- Direction -
Would you quote the material below in full and unchanged?

Figure record extracts:

++++++++++++++++++++

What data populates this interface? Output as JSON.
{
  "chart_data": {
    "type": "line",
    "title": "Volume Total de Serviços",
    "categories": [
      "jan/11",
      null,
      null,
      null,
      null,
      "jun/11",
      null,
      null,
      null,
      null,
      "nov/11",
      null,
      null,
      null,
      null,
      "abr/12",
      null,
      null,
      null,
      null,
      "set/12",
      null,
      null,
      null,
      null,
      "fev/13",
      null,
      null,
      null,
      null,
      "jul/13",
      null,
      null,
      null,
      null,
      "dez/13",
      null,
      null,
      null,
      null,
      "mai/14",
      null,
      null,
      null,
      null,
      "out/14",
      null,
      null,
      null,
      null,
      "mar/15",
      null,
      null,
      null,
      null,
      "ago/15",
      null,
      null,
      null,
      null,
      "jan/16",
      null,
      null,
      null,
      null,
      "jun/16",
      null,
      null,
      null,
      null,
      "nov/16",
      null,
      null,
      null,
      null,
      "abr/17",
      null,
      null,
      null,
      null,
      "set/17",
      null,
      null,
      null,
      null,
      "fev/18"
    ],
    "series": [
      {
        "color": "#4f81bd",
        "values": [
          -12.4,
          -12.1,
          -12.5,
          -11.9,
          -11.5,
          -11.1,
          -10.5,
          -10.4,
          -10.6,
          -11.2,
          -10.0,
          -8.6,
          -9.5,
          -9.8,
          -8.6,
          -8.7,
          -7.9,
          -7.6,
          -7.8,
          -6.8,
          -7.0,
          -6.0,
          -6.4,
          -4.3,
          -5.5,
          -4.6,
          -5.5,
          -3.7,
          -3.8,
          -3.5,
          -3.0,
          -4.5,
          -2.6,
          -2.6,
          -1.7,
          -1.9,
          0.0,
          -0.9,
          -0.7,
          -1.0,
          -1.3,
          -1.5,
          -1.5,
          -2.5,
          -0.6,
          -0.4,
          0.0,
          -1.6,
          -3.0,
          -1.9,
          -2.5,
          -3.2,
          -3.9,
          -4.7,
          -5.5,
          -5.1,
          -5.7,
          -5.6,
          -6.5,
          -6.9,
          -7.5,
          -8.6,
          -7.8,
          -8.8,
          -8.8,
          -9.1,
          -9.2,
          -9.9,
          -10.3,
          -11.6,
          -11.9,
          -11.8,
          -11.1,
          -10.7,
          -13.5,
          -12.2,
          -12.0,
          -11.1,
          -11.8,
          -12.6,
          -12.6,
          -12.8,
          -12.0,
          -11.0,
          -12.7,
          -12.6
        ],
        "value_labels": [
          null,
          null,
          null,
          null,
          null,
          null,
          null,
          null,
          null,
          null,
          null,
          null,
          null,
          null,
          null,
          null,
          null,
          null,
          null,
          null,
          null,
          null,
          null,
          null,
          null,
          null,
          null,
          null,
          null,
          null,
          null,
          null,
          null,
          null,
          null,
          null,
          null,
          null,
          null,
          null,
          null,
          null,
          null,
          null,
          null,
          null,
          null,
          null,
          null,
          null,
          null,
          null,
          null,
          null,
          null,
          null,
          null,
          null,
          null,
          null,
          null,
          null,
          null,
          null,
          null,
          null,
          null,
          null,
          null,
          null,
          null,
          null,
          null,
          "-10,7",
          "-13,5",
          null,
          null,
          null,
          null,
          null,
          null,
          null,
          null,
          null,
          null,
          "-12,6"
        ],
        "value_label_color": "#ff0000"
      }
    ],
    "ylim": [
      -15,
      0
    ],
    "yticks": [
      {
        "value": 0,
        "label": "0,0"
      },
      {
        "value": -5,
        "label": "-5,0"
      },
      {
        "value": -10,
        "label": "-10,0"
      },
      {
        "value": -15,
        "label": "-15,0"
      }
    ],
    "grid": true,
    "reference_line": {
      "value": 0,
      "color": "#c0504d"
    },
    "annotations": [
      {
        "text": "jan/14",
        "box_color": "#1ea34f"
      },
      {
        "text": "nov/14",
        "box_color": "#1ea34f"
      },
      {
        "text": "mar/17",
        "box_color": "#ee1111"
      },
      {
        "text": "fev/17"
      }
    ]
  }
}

++++++++++++++++++++

- Solution to this problem -
What data populates this interface? Output as JSON.
{
  "chart_data": {
    "type": "line",
    "title": "Volume Total de Serviços",
    "categories": [
      "jan/11",
      null,
      null,
      null,
      null,
      "jun/11",
      null,
      null,
      null,
      null,
      "nov/11",
      null,
      null,
      null,
      null,
      "abr/12",
      null,
      null,
      null,
      null,
      "set/12",
      null,
      null,
      null,
      null,
      "fev/13",
      null,
      null,
      null,
      null,
      "jul/13",
      null,
      null,
      null,
      null,
      "dez/13",
      null,
      null,
      null,
      null,
      "mai/14",
      null,
      null,
      null,
      null,
      "out/14",
      null,
      null,
      null,
      null,
      "mar/15",
      null,
      null,
      null,
      null,
      "ago/15",
      null,
      null,
      null,
      null,
      "jan/16",
      null,
      null,
      null,
      null,
      "jun/16",
      null,
      null,
      null,
      null,
      "nov/16",
      null,
      null,
      null,
      null,
      "abr/17",
      null,
      null,
      null,
      null,
      "set/17",
      null,
      null,
      null,
      null,
      "fev/18"
    ],
    "series": [
      {
        "color": "#4f81bd",
        "values": [
          -12.4,
          -12.1,
          -12.5,
          -11.9,
          -11.5,
          -11.1,
          -10.5,
          -10.4,
          -10.6,
          -11.2,
          -10.0,
          -8.6,
          -9.5,
          -9.8,
          -8.6,
          -8.7,
          -7.9,
          -7.6,
          -7.8,
          -6.8,
          -7.0,
          -6.0,
          -6.4,
          -4.3,
          -5.5,
          -4.6,
          -5.5,
          -3.7,
          -3.8,
          -3.5,
          -3.0,
          -4.5,
          -2.6,
          -2.6,
          -1.7,
          -1.9,
          0.0,
          -0.9,
          -0.7,
          -1.0,
          -1.3,
          -1.5,
          -1.5,
          -2.5,
          -0.6,
          -0.4,
          0.0,
          -1.6,
          -3.0,
          -1.9,
          -2.5,
          -3.2,
          -3.9,
          -4.7,
          -5.5,
          -5.1,
          -5.7,
          -5.6,
          -6.5,
          -6.9,
          -7.5,
          -8.6,
          -7.8,
          -8.8,
          -8.8,
          -9.1,
          -9.2,
          -9.9,
          -10.3,
          -11.6,
          -11.9,
          -11.8,
          -11.1,
          -10.7,
          -13.5,
          -12.2,
          -12.0,
          -11.1,
          -11.8,
          -12.6,
          -12.6,
          -12.8,
          -12.0,
          -11.0,
          -12.7,
          -12.6
        ],
        "value_labels": [
          null,
          null,
          null,
          null,
          null,
          null,
          null,
          null,
          null,
          null,
          null,
          null,
          null,
          null,
          null,
          null,
          null,
          null,
          null,
          null,
          null,
          null,
          null,
          null,
          null,
          null,
          null,
          null,
          null,
          null,
          null,
          null,
          null,
          null,
          null,
          null,
          null,
          null,
          null,
          null,
          null,
          null,
          null,
          null,
          null,
          null,
          null,
          null,
          null,
          null,
          null,
          null,
          null,
          null,
          null,
          null,
          null,
          null,
          null,
          null,
          null,
          null,
          null,
          null,
          null,
          null,
          null,
          null,
          null,
          null,
          null,
          null,
          null,
          "-10,7",
          "-13,5",
          null,
          null,
          null,
          null,
          null,
          null,
          null,
          null,
          null,
          null,
          "-12,6"
        ],
        "value_label_color": "#ff0000"
      }
    ],
    "ylim": [
      -15,
      0
    ],
    "yticks": [
      {
        "value": 0,
        "label": "0,0"
      },
      {
        "value": -5,
        "label": "-5,0"
      },
      {
        "value": -10,
        "label": "-10,0"
      },
      {
        "value": -15,
        "label": "-15,0"
      }
    ],
    "grid": true,
    "reference_line": {
      "value": 0,
      "color": "#c0504d"
    },
    "annotations": [
      {
        "text": "jan/14",
        "box_color": "#1ea34f"
      },
      {
        "text": "nov/14",
        "box_color": "#1ea34f"
      },
      {
        "text": "mar/17",
        "box_color": "#ee1111"
      },
      {
        "text": "fev/17"
      }
    ]
  }
}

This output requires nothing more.